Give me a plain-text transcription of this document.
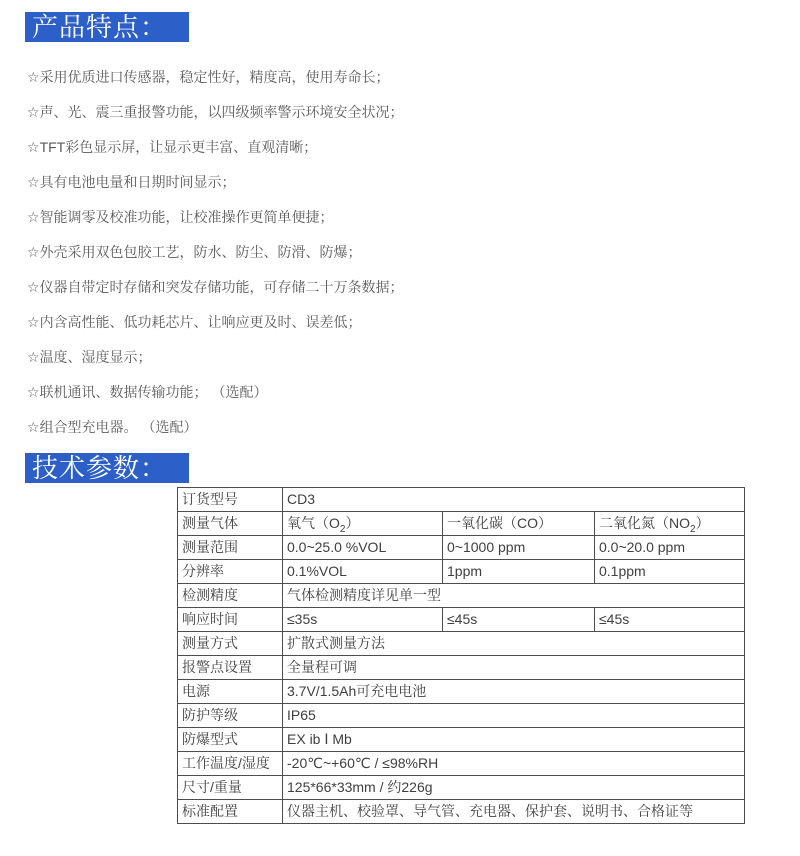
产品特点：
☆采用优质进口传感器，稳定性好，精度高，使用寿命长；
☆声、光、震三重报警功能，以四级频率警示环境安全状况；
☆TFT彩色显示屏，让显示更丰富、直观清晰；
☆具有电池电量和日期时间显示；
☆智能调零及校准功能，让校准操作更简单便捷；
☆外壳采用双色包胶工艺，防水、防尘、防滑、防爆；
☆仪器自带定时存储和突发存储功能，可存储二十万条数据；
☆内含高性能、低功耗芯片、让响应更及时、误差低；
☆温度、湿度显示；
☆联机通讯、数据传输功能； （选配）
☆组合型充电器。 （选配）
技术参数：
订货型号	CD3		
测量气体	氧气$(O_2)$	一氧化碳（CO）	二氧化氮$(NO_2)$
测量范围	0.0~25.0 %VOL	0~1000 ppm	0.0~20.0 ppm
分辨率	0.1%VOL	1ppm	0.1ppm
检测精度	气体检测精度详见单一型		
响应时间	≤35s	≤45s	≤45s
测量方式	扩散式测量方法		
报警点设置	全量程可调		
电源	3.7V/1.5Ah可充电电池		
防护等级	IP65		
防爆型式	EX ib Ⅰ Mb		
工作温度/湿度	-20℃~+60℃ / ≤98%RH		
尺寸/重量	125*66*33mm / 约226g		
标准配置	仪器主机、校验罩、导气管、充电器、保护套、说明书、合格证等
════════
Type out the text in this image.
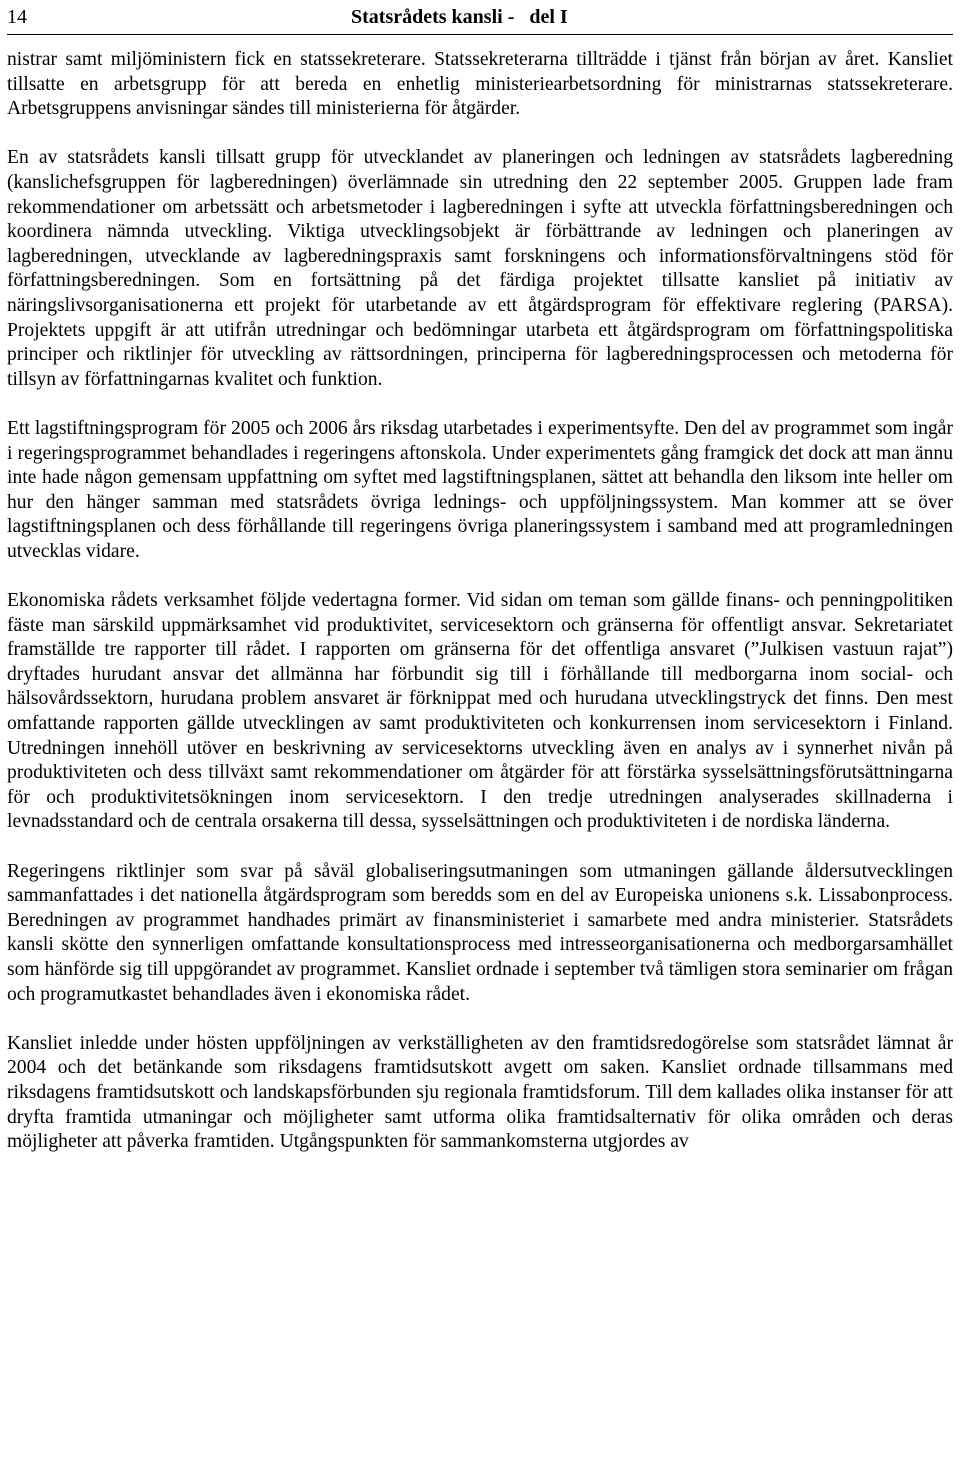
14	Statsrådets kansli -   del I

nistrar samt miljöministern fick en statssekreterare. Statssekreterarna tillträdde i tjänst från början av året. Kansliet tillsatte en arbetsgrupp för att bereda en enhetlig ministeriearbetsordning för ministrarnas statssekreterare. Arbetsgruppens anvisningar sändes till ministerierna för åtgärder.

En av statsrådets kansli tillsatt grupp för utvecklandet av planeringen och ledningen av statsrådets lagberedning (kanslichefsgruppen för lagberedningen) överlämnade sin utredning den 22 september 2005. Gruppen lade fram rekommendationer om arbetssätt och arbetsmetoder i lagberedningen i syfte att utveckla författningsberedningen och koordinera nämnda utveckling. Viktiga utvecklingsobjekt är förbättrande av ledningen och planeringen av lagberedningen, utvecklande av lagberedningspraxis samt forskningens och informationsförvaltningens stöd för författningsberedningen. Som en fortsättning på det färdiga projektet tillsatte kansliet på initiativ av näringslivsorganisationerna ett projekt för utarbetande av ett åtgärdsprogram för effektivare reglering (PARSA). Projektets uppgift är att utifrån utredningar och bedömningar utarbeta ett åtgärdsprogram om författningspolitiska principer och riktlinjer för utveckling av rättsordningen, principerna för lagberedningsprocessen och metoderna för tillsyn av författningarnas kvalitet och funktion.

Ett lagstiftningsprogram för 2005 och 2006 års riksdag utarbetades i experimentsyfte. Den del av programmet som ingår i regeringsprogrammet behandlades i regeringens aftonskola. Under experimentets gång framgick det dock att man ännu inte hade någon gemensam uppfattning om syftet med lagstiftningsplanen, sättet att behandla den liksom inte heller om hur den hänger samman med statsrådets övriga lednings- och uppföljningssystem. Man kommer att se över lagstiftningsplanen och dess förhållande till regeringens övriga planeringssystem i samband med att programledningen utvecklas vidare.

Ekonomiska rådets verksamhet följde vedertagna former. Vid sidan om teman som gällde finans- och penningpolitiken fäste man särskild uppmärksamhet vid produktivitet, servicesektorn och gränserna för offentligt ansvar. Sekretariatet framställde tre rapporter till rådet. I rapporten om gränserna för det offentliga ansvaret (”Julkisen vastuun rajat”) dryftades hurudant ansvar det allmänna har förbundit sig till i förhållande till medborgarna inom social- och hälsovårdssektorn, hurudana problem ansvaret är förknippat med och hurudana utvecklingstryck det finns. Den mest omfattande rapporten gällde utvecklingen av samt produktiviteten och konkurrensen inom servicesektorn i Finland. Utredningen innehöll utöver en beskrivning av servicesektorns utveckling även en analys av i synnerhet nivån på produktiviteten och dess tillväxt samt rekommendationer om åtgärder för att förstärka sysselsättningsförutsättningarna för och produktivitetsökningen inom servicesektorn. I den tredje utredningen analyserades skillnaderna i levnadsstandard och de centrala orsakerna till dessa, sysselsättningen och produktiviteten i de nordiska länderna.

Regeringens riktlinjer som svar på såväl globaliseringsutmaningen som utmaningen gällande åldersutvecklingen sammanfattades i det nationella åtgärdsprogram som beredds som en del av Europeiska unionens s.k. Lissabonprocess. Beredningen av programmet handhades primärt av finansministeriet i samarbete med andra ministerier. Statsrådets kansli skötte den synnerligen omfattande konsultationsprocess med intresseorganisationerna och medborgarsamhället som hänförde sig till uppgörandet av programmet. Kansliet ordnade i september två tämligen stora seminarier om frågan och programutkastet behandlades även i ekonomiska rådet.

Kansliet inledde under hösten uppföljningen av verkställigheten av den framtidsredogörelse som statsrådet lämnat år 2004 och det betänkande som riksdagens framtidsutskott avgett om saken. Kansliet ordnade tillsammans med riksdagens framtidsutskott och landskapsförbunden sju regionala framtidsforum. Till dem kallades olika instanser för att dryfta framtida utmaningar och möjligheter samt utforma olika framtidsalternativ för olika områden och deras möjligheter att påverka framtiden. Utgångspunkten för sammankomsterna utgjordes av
════════
→ **TASK GOAL**: Search the records for the string "text" and return every line in which it occurs.

→ **WRITTEN RESPONSE**:
Give me a plain-text transcription of this document.
Type out the text in this image.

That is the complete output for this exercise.